[Collected data]
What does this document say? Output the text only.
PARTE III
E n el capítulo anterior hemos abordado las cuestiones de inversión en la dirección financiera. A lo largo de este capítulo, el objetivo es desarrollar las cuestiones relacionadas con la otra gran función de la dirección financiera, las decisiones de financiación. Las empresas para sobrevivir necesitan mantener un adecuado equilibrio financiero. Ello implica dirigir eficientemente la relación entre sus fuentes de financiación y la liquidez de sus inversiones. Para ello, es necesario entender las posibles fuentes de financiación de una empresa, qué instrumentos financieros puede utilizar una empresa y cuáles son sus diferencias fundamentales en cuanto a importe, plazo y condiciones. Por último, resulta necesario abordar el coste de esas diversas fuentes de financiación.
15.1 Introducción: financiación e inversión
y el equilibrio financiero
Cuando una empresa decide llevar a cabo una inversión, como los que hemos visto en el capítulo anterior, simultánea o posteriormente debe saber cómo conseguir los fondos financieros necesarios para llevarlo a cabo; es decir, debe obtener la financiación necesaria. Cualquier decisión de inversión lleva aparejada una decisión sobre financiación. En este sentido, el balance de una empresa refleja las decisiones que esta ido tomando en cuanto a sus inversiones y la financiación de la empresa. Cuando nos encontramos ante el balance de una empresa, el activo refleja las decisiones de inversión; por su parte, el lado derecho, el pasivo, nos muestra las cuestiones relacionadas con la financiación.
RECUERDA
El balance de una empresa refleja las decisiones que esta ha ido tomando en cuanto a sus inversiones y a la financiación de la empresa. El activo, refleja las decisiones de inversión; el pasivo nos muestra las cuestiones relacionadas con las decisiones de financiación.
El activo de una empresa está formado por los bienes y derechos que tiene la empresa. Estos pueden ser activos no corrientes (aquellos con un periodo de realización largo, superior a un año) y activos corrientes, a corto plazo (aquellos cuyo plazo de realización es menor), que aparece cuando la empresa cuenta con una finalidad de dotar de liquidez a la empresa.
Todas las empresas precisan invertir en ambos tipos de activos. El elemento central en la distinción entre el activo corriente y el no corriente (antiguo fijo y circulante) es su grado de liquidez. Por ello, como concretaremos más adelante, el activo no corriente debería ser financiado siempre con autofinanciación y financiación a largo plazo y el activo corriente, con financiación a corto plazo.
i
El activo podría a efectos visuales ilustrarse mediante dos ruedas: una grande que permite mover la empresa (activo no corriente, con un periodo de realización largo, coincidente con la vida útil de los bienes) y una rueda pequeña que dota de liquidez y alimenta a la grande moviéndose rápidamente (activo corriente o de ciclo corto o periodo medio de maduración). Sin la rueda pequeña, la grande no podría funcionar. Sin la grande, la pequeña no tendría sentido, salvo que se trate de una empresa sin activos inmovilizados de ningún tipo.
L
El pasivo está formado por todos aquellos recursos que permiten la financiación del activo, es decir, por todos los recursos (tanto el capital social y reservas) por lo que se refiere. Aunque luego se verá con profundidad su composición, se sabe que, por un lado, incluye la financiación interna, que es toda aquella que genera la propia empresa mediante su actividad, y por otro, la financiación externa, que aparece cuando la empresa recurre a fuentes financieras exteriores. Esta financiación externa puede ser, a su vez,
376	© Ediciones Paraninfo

Work to complete:
In the entries above, locate every line with the word "realización" and copy it.

In response:
El activo de una empresa está formado por los bienes y derechos que tiene la empresa. Estos pueden ser activos no corrientes (aquellos con un periodo de realización largo, superior a un año) y activos corrientes, a corto plazo (aquellos cuyo plazo de realización es menor), que aparece cuando la empresa cuenta con una finalidad de dotar de liquidez a la empresa.
El activo podría a efectos visuales ilustrarse mediante dos ruedas: una grande que permite mover la empresa (activo no corriente, con un periodo de realización largo, coincidente con la vida útil de los bienes) y una rueda pequeña que dota de liquidez y alimenta a la grande moviéndose rápidamente (activo corriente o de ciclo corto o periodo medio de maduración). Sin la rueda pequeña, la grande no podría funcionar. Sin la grande, la pequeña no tendría sentido, salvo que se trate de una empresa sin activos inmovilizados de ningún tipo.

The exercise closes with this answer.